▶ What is needed:
Find all lines in the records that include the word "dead", and copy them out.

▶ Source data:
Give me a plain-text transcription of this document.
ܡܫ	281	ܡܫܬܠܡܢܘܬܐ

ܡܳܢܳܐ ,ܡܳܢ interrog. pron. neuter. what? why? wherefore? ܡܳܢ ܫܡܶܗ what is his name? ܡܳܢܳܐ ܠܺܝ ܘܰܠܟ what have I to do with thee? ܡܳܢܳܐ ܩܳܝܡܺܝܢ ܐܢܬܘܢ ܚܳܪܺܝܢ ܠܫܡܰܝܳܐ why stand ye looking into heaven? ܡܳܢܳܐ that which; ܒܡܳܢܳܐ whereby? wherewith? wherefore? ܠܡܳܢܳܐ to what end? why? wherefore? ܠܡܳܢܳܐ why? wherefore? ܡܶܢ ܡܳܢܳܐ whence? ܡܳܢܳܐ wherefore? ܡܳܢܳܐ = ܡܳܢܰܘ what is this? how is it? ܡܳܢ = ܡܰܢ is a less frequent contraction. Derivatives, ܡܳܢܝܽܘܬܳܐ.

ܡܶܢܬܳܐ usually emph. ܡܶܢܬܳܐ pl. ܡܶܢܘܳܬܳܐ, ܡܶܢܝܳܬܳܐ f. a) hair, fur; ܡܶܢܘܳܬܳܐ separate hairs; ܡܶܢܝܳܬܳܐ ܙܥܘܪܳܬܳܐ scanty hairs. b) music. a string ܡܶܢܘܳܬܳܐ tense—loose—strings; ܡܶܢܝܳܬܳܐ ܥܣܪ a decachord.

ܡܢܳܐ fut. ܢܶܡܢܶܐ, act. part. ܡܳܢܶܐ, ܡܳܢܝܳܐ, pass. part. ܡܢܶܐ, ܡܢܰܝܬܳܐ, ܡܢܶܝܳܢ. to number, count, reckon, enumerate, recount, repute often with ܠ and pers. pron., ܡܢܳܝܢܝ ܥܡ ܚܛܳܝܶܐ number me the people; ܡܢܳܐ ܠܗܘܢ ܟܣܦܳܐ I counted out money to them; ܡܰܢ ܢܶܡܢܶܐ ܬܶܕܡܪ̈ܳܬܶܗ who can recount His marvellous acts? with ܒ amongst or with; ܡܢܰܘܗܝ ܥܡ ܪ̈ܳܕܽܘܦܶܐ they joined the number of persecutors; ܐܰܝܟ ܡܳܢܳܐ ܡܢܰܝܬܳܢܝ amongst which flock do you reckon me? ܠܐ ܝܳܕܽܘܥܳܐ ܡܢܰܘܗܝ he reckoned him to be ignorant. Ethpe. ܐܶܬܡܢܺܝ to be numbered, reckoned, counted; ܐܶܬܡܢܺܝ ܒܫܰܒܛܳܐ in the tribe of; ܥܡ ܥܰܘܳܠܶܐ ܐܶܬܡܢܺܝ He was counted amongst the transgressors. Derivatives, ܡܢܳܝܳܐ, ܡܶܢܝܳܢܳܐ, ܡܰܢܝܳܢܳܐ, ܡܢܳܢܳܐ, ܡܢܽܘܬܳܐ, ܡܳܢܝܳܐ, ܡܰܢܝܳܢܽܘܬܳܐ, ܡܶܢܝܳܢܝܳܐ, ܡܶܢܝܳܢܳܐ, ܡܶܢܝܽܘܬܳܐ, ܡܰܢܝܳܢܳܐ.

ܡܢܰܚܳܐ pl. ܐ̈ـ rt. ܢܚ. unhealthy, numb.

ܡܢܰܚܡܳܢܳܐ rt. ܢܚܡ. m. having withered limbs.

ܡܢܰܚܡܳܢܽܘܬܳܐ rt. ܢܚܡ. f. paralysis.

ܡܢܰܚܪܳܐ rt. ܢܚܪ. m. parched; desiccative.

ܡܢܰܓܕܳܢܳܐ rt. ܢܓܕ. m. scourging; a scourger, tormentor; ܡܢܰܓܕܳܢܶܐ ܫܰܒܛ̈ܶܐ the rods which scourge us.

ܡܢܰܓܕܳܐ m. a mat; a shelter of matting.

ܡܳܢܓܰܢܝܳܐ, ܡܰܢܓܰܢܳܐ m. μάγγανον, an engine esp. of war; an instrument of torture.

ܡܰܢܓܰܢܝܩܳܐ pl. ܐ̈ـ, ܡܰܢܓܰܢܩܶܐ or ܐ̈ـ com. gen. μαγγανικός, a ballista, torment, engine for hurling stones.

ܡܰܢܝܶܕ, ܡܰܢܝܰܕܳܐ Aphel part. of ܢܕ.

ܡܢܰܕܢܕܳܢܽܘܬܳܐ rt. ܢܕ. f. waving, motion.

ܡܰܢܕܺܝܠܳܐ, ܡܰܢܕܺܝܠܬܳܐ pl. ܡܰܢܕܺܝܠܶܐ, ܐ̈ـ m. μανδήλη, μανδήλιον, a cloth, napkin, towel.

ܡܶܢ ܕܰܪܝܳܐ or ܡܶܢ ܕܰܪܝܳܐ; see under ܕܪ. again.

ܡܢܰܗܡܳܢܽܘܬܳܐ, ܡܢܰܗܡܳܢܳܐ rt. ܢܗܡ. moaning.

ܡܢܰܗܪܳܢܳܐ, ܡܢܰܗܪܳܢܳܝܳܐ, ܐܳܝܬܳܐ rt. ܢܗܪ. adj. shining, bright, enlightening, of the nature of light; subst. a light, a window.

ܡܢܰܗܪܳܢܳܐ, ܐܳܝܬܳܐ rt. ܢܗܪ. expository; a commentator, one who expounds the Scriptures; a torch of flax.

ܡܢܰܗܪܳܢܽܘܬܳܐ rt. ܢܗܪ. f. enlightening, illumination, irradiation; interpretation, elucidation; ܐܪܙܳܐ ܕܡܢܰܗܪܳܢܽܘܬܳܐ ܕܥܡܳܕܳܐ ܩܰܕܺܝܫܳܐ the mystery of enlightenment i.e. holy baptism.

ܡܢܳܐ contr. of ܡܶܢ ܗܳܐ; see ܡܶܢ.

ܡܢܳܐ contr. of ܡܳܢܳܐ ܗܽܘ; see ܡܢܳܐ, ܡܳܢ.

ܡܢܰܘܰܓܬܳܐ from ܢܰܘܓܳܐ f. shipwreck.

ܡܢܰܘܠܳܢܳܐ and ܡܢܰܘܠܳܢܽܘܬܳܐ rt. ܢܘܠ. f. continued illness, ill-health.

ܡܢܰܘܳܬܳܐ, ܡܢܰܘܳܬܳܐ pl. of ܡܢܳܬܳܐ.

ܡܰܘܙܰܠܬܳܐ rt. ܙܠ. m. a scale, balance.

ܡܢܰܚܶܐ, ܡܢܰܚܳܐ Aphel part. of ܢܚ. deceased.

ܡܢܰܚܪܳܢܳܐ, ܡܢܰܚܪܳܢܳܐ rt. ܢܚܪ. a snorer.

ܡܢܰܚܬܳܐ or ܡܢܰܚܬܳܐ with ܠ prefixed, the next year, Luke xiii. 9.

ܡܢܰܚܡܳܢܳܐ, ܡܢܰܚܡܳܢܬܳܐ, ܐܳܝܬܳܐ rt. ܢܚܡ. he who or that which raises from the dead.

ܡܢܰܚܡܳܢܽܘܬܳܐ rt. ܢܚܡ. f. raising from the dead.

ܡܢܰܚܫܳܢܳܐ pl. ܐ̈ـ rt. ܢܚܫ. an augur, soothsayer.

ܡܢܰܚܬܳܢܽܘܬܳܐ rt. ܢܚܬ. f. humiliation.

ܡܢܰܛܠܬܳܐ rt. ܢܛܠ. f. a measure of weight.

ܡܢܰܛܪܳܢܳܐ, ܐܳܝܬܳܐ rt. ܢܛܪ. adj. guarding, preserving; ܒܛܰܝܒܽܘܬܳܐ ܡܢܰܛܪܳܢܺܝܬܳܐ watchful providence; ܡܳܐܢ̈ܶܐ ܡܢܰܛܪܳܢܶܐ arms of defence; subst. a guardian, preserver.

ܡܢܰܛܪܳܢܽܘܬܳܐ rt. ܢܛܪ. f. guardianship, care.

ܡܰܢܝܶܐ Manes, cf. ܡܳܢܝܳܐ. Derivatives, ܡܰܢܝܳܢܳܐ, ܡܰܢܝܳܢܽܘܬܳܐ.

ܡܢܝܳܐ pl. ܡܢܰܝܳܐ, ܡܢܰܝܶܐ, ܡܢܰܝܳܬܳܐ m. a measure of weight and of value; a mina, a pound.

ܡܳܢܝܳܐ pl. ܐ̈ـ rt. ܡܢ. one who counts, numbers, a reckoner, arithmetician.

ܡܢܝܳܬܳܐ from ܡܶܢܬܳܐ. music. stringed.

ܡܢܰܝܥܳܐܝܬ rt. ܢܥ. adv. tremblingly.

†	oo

▶ Task solution:
ܡܢܰܚܡܳܢܳܐ, ܡܢܰܚܡܳܢܬܳܐ, ܐܳܝܬܳܐ rt. ܢܚܡ. he who or that which raises from the dead.
ܡܢܰܚܡܳܢܽܘܬܳܐ rt. ܢܚܡ. f. raising from the dead.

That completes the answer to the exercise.